> _Stated exercise_
Each line that holds the word "only" counts once. Give the total number of such lines and nothing else.

> _Information given_
=-=-=-=-=

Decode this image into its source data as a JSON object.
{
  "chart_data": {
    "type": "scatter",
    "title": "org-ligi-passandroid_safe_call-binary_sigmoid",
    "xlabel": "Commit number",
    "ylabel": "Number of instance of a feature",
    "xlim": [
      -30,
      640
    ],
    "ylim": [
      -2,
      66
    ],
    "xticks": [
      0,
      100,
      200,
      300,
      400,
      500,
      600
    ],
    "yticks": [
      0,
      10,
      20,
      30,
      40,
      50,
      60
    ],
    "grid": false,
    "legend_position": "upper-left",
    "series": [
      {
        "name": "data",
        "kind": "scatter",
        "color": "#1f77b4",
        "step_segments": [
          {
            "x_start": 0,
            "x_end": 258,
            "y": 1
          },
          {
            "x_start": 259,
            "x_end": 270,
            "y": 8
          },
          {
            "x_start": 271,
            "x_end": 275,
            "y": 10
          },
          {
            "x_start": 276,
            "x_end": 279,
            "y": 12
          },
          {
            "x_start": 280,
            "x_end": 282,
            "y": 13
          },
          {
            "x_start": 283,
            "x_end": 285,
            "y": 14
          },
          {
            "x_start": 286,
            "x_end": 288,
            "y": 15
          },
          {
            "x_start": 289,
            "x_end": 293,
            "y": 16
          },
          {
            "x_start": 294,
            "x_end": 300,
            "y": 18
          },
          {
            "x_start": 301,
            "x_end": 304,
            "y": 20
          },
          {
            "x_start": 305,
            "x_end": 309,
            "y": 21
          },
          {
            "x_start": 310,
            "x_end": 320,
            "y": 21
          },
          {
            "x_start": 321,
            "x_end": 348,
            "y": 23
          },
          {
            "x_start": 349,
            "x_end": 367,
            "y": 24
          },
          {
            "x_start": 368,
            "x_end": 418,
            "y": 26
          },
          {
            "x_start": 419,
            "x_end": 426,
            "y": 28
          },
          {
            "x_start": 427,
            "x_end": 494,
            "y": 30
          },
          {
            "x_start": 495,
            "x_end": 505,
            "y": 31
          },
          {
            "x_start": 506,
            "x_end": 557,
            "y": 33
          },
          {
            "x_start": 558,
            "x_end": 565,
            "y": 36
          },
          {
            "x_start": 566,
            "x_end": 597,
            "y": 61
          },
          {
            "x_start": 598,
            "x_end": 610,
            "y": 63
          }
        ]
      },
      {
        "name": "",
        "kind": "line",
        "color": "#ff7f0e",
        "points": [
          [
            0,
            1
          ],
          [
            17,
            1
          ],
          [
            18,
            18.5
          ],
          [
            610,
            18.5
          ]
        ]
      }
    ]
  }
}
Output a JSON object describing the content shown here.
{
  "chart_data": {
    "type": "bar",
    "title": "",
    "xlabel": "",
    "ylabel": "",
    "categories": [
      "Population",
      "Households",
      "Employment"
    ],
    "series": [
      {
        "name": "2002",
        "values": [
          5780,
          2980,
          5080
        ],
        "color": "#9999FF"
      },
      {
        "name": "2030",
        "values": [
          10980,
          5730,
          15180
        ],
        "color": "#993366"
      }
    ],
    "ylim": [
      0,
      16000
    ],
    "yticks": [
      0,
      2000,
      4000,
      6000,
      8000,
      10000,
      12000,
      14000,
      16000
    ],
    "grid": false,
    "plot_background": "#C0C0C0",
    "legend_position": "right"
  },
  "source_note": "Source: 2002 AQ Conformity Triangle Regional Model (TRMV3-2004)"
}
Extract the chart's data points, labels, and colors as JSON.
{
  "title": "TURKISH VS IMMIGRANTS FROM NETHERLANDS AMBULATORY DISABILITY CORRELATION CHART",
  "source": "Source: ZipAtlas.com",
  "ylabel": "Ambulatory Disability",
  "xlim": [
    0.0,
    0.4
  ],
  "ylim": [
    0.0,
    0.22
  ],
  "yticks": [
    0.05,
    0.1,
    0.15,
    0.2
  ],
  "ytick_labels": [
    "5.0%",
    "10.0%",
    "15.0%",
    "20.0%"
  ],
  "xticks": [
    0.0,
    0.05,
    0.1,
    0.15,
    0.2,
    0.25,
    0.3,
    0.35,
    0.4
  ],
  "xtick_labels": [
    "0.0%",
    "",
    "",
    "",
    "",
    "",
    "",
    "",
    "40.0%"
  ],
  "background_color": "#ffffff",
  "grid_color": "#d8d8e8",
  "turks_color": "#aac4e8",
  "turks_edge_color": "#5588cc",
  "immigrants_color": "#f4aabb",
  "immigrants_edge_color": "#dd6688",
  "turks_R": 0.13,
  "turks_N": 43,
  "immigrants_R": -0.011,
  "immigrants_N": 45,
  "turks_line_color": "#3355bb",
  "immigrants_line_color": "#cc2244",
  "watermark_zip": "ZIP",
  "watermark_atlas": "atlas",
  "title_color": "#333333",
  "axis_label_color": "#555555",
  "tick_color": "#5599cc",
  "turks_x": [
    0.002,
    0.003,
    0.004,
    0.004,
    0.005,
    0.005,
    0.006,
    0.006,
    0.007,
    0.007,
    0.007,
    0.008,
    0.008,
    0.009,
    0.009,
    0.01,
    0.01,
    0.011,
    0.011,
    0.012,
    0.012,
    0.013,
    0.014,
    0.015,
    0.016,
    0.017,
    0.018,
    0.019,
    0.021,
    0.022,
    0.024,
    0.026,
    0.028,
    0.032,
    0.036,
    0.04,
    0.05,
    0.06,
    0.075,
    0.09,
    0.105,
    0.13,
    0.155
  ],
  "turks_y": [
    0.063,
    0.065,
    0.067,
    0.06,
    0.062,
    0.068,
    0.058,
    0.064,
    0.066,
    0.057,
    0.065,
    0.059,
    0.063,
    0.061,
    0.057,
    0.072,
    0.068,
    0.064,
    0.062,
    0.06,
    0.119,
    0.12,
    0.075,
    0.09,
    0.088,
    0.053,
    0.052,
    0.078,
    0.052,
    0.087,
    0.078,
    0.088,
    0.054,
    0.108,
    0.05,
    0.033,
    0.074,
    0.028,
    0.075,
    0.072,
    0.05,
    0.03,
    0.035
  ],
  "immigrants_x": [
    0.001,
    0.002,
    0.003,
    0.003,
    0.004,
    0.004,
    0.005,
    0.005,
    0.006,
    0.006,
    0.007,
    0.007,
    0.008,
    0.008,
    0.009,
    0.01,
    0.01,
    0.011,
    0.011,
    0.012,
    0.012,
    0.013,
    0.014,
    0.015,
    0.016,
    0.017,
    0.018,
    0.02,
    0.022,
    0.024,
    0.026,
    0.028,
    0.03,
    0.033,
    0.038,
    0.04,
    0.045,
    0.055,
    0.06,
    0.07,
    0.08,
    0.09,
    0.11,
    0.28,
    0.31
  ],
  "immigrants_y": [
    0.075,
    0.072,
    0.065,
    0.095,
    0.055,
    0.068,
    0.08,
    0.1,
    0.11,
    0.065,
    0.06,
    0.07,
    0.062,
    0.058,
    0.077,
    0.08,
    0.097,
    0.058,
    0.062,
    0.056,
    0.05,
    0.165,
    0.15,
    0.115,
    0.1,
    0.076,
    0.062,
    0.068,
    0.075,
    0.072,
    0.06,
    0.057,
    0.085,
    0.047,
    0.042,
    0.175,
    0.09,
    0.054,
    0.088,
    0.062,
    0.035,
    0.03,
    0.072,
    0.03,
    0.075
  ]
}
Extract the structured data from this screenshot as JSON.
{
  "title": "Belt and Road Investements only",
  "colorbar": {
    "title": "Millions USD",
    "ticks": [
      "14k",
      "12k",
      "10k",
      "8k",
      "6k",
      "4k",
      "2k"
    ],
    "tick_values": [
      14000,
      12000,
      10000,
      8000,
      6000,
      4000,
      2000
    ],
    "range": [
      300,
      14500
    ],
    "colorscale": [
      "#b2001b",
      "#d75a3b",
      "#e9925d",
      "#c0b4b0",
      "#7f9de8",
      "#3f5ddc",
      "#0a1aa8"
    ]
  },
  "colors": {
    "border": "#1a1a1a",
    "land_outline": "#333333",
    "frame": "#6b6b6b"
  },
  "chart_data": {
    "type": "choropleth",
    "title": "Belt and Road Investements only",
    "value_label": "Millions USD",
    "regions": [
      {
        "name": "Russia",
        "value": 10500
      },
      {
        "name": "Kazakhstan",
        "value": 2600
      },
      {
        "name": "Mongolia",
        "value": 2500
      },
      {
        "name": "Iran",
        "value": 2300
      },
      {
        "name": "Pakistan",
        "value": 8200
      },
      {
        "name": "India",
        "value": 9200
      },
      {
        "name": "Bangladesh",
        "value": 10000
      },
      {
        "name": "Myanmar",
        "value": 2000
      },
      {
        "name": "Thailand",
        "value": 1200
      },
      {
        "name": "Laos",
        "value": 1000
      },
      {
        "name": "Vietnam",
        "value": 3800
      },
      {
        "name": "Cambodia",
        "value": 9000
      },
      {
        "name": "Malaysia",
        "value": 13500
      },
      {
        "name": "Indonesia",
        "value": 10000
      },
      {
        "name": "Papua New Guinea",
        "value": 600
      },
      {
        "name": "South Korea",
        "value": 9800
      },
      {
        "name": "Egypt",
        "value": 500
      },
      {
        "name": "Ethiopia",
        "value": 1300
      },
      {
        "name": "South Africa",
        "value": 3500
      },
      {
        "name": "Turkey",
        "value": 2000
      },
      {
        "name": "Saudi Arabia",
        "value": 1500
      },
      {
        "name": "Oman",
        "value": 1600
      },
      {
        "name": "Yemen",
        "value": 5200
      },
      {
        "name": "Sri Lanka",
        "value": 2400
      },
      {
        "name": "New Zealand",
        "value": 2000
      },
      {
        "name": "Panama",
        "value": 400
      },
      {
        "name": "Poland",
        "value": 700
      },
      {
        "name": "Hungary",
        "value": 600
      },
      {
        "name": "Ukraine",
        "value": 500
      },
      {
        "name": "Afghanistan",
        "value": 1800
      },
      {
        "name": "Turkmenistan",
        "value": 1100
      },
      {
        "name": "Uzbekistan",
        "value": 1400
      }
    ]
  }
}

=-=-=-=-=

> _Written answer_
2